Set down each record exactly as written.

Saved entries:
__________________________________________________

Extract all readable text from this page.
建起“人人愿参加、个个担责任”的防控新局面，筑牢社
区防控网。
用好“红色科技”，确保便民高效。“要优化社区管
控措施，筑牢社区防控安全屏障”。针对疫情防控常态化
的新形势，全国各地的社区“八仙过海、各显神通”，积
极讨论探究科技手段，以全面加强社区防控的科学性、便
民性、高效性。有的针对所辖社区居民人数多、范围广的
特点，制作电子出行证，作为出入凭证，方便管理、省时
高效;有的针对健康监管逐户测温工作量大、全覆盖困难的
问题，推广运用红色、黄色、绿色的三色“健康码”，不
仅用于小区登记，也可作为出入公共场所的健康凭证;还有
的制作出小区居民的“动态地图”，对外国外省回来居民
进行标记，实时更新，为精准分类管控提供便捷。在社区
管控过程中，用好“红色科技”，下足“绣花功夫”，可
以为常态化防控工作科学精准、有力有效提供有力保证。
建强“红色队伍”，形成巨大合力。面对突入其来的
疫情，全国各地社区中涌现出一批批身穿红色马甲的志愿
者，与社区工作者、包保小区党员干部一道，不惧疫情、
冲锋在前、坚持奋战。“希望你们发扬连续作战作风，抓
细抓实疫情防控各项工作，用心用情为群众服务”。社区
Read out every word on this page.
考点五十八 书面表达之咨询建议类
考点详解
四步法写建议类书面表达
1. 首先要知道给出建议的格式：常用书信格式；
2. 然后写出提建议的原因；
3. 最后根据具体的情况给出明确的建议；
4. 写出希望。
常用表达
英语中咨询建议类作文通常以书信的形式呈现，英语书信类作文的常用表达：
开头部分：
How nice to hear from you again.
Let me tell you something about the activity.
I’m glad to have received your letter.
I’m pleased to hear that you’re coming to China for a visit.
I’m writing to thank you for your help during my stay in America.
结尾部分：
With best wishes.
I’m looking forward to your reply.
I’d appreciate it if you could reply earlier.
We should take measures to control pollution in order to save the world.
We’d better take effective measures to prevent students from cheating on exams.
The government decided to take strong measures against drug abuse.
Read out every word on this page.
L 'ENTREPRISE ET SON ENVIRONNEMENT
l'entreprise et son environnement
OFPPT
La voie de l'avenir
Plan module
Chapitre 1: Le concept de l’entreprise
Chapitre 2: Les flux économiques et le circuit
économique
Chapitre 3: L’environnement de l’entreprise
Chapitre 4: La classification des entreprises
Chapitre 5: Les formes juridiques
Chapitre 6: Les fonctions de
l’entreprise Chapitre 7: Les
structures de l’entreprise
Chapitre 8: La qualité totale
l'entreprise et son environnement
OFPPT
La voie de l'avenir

__________________________________________________

Task solution.
Extract all readable text from this page.
建起“人人愿参加、个个担责任”的防控新局面，筑牢社
区防控网。
用好“红色科技”，确保便民高效。“要优化社区管
控措施，筑牢社区防控安全屏障”。针对疫情防控常态化
的新形势，全国各地的社区“八仙过海、各显神通”，积
极讨论探究科技手段，以全面加强社区防控的科学性、便
民性、高效性。有的针对所辖社区居民人数多、范围广的
特点，制作电子出行证，作为出入凭证，方便管理、省时
高效;有的针对健康监管逐户测温工作量大、全覆盖困难的
问题，推广运用红色、黄色、绿色的三色“健康码”，不
仅用于小区登记，也可作为出入公共场所的健康凭证;还有
的制作出小区居民的“动态地图”，对外国外省回来居民
进行标记，实时更新，为精准分类管控提供便捷。在社区
管控过程中，用好“红色科技”，下足“绣花功夫”，可
以为常态化防控工作科学精准、有力有效提供有力保证。
建强“红色队伍”，形成巨大合力。面对突入其来的
疫情，全国各地社区中涌现出一批批身穿红色马甲的志愿
者，与社区工作者、包保小区党员干部一道，不惧疫情、
冲锋在前、坚持奋战。“希望你们发扬连续作战作风，抓
细抓实疫情防控各项工作，用心用情为群众服务”。社区
Read out every word on this page.
考点五十八 书面表达之咨询建议类
考点详解
四步法写建议类书面表达
1. 首先要知道给出建议的格式：常用书信格式；
2. 然后写出提建议的原因；
3. 最后根据具体的情况给出明确的建议；
4. 写出希望。
常用表达
英语中咨询建议类作文通常以书信的形式呈现，英语书信类作文的常用表达：
开头部分：
How nice to hear from you again.
Let me tell you something about the activity.
I’m glad to have received your letter.
I’m pleased to hear that you’re coming to China for a visit.
I’m writing to thank you for your help during my stay in America.
结尾部分：
With best wishes.
I’m looking forward to your reply.
I’d appreciate it if you could reply earlier.
We should take measures to control pollution in order to save the world.
We’d better take effective measures to prevent students from cheating on exams.
The government decided to take strong measures against drug abuse.
Read out every word on this page.
L 'ENTREPRISE ET SON ENVIRONNEMENT
l'entreprise et son environnement
OFPPT
La voie de l'avenir
Plan module
Chapitre 1: Le concept de l’entreprise
Chapitre 2: Les flux économiques et le circuit
économique
Chapitre 3: L’environnement de l’entreprise
Chapitre 4: La classification des entreprises
Chapitre 5: Les formes juridiques
Chapitre 6: Les fonctions de
l’entreprise Chapitre 7: Les
structures de l’entreprise
Chapitre 8: La qualité totale
l'entreprise et son environnement
OFPPT
La voie de l'avenir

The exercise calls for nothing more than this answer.